▶ **Required task**
Search the data for the word "Output" and copy every line where it occurs.

▶ **Data entries**
☆ ☆ ☆ ☆ ☆ ☆ ☆

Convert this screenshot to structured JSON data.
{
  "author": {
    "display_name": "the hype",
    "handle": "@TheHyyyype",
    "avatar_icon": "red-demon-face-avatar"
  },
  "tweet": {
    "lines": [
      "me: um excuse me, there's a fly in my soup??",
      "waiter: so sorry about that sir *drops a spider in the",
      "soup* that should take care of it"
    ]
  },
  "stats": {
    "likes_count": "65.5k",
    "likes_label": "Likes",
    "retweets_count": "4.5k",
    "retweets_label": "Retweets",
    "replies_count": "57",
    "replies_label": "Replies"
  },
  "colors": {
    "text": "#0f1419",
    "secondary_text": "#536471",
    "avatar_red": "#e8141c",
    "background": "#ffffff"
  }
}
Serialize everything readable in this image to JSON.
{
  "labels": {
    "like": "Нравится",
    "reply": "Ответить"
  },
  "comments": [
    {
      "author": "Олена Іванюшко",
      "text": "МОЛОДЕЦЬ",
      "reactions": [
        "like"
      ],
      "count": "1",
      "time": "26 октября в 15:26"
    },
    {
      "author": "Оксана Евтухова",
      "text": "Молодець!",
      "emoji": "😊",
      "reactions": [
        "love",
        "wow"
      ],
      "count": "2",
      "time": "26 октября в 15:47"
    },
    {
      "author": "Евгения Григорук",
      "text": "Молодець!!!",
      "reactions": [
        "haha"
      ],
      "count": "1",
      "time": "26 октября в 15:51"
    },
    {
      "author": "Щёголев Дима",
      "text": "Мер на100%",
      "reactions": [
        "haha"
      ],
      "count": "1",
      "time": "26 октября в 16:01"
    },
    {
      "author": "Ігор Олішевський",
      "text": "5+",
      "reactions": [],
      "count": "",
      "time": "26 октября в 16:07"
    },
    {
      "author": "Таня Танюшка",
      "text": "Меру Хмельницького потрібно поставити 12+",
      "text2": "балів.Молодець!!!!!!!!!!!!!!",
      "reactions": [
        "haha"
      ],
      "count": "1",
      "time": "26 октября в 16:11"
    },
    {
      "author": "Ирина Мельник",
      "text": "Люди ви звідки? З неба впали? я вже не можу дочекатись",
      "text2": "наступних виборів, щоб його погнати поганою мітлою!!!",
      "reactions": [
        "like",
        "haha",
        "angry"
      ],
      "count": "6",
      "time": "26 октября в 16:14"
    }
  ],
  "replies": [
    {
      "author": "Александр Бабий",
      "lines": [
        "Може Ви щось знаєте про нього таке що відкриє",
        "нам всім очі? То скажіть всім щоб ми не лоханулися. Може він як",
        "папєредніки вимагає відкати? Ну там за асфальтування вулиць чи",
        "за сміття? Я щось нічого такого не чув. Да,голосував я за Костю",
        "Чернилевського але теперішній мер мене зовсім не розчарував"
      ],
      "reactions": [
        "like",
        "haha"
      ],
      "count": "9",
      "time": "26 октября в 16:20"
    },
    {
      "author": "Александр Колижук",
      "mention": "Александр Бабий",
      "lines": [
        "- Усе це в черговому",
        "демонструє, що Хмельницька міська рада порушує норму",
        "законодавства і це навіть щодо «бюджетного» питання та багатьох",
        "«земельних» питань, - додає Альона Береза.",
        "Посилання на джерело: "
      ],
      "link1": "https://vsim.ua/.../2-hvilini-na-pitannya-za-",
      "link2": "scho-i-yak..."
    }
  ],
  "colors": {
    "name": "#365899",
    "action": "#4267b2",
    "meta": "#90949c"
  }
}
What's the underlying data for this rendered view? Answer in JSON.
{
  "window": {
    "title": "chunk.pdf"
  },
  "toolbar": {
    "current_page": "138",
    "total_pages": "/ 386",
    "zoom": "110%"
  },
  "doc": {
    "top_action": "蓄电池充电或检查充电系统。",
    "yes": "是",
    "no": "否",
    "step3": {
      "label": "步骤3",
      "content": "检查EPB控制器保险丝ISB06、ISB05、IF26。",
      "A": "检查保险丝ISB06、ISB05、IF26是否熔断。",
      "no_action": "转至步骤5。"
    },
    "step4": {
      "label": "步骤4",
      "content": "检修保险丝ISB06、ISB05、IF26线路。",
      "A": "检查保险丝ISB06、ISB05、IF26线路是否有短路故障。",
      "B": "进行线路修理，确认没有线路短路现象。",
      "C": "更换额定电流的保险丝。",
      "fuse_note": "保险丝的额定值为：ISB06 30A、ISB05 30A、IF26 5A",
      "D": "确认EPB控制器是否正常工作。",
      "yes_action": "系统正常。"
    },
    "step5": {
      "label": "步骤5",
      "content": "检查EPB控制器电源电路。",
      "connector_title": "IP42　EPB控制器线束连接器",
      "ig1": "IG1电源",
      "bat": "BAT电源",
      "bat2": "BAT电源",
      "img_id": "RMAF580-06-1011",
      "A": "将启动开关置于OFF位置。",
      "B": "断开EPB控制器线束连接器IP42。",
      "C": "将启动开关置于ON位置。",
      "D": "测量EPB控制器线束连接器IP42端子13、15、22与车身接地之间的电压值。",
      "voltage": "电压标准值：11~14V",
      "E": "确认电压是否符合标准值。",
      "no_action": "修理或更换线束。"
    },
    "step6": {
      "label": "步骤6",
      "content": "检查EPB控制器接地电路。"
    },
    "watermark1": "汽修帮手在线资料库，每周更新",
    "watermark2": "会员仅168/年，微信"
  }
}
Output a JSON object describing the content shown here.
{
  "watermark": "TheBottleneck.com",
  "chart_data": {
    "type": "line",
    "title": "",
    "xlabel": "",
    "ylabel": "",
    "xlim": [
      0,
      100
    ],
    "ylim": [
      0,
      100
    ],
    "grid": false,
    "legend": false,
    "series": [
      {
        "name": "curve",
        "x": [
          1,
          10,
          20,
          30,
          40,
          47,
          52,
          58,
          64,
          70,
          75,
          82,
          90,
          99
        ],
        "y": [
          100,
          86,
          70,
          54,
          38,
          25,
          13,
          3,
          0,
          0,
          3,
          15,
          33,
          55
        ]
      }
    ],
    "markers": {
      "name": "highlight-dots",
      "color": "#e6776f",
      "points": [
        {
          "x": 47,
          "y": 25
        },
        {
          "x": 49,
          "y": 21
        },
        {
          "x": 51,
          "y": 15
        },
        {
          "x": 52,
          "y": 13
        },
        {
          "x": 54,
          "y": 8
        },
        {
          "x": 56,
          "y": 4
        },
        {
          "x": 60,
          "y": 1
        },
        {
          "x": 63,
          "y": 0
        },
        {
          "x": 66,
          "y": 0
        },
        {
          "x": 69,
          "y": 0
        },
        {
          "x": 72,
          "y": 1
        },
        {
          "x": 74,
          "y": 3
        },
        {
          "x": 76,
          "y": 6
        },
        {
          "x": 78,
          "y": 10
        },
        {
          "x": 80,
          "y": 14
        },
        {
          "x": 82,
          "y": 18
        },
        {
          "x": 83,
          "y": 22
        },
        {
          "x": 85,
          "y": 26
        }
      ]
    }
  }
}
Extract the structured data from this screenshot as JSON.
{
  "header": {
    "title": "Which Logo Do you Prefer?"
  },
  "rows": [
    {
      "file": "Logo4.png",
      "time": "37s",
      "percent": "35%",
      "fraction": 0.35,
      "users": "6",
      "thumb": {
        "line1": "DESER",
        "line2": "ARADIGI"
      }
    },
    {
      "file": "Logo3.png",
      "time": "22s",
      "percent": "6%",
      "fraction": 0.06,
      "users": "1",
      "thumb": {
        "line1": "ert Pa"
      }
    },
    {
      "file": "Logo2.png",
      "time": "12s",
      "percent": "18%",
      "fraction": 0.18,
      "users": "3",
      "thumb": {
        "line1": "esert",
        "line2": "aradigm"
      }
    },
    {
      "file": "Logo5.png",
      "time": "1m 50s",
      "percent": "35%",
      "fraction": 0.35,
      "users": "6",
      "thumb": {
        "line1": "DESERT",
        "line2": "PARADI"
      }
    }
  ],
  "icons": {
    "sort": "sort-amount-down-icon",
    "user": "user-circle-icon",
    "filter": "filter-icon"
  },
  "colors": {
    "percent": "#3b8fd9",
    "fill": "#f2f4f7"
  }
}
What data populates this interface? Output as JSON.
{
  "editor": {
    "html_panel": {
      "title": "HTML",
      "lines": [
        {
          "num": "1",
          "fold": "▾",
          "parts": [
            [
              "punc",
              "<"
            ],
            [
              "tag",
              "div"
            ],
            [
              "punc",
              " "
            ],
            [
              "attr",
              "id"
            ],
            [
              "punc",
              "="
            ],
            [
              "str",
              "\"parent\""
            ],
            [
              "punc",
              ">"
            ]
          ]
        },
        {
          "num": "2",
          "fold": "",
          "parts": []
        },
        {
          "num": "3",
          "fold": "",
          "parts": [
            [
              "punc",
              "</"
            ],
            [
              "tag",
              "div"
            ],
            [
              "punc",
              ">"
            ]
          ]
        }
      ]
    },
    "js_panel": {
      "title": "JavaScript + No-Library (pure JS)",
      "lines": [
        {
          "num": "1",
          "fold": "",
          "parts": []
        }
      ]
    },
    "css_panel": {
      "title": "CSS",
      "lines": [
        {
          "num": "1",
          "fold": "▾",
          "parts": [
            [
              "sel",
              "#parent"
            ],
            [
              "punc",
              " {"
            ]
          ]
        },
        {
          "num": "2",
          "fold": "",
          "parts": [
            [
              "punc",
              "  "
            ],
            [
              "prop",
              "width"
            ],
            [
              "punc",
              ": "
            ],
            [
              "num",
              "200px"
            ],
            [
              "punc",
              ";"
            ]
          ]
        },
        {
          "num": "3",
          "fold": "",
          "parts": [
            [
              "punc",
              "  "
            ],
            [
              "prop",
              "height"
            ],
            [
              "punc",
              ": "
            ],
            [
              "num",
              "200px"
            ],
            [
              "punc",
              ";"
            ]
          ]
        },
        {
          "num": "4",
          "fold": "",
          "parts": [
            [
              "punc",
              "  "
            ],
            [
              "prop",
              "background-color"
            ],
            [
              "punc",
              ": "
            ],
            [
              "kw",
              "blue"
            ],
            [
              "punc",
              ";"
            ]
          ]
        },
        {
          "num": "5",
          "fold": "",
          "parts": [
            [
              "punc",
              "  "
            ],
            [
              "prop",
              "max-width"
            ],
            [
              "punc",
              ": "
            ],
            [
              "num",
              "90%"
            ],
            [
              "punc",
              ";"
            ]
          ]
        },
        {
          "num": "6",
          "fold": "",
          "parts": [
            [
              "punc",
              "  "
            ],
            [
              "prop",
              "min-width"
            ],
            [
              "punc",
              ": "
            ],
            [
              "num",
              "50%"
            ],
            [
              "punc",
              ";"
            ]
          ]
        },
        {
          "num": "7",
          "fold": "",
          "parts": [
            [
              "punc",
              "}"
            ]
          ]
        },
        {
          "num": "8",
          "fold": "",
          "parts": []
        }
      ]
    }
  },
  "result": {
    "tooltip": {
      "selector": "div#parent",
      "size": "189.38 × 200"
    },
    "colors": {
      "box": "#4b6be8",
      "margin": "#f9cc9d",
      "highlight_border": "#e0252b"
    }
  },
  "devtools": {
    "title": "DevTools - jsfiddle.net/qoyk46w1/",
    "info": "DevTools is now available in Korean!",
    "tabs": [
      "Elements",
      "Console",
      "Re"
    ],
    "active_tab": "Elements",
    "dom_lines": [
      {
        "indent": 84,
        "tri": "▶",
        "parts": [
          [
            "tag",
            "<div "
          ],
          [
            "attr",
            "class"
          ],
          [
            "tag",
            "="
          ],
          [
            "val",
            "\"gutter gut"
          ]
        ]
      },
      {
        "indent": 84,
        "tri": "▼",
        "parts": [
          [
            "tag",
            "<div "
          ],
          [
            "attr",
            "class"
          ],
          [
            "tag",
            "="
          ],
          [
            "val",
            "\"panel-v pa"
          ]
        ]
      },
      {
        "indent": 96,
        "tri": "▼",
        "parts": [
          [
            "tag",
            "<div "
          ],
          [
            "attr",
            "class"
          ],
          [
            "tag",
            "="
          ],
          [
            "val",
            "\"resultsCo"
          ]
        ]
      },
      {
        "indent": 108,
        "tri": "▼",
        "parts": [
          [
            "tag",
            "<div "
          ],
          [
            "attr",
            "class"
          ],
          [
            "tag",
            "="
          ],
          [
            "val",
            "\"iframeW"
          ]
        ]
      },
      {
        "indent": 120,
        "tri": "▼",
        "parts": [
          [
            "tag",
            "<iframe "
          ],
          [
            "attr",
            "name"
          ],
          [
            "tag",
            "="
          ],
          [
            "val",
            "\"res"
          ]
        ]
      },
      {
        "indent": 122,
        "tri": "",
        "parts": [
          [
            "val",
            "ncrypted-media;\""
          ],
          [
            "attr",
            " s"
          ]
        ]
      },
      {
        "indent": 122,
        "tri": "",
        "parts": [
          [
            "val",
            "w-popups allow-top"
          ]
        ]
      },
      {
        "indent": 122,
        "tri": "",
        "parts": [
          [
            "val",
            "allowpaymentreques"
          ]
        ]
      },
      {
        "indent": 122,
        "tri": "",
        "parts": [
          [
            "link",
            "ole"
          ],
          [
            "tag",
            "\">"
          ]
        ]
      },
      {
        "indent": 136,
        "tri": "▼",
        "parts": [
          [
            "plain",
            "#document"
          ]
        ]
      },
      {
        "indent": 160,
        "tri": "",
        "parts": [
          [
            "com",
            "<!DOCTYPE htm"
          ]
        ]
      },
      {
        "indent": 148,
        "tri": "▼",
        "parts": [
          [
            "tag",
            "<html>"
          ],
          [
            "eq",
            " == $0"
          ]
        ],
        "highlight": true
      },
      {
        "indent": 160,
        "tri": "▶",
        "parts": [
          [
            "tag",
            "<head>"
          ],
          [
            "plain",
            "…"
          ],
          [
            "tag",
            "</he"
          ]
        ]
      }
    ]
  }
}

☆ ☆ ☆ ☆ ☆ ☆ ☆

▶ **Reply to the task**
Output a JSON object describing the content shown here.
What data populates this interface? Output as JSON.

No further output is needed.